### Aim of the exercise
Only lines with the string "exécution" matter here; gather them from the material below.

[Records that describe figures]
>> START

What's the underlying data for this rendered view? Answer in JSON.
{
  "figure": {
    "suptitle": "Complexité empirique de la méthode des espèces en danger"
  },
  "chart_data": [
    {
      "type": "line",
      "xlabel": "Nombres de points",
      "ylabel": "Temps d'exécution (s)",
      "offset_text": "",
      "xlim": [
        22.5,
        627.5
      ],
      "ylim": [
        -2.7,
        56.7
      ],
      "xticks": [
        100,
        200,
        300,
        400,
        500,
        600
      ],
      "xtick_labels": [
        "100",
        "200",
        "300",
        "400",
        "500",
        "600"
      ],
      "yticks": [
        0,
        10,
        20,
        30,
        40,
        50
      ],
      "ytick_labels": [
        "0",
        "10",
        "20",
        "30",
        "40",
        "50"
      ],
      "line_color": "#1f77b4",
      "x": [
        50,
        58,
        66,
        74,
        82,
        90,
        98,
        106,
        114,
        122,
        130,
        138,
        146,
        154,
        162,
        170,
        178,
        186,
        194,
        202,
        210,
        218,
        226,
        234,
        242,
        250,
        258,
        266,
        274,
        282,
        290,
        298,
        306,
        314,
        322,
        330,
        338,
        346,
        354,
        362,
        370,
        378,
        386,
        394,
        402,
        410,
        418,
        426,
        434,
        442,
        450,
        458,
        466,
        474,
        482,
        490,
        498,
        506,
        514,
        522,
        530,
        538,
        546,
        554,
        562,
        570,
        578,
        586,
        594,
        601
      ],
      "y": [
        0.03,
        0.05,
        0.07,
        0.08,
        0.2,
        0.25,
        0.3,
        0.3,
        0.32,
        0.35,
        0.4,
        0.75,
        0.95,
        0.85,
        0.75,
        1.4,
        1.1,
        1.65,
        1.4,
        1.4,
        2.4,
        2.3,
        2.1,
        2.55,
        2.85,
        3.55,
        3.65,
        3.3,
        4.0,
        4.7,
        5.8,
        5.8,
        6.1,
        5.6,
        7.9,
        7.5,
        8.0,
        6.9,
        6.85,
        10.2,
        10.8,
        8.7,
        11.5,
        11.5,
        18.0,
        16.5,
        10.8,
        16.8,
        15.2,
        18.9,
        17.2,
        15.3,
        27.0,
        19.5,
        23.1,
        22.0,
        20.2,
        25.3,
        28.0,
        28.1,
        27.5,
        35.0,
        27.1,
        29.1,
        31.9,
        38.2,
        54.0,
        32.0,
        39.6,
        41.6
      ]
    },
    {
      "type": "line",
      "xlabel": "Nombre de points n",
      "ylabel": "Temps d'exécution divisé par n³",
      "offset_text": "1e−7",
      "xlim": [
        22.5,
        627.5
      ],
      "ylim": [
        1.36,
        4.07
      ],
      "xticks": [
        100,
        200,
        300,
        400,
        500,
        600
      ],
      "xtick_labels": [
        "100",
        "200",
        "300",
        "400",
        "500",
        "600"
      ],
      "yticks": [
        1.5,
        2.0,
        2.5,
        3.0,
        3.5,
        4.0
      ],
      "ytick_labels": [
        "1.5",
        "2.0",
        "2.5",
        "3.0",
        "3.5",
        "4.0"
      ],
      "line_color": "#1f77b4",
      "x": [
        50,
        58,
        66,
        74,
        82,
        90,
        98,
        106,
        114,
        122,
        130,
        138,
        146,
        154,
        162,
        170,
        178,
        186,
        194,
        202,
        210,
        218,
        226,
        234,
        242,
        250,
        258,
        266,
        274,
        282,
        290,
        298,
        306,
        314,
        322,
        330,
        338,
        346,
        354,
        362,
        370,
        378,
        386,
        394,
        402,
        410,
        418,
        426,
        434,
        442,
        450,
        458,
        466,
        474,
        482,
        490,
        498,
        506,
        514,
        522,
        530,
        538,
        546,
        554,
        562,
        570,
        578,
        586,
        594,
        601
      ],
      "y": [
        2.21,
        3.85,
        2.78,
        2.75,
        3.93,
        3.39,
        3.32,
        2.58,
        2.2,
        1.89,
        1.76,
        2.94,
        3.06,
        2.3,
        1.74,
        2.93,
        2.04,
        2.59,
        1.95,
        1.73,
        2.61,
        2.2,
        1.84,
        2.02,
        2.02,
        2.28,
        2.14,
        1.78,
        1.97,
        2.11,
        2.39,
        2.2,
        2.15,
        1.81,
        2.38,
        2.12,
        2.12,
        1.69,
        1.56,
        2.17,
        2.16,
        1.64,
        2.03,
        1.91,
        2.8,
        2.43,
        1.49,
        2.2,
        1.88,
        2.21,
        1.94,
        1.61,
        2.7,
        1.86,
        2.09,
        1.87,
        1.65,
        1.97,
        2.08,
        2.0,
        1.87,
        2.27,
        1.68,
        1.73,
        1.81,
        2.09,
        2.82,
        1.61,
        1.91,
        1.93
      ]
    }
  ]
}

>> END

### Answer to this problem
      "ylabel": "Temps d'exécution (s)",
      "ylabel": "Temps d'exécution divisé par n³",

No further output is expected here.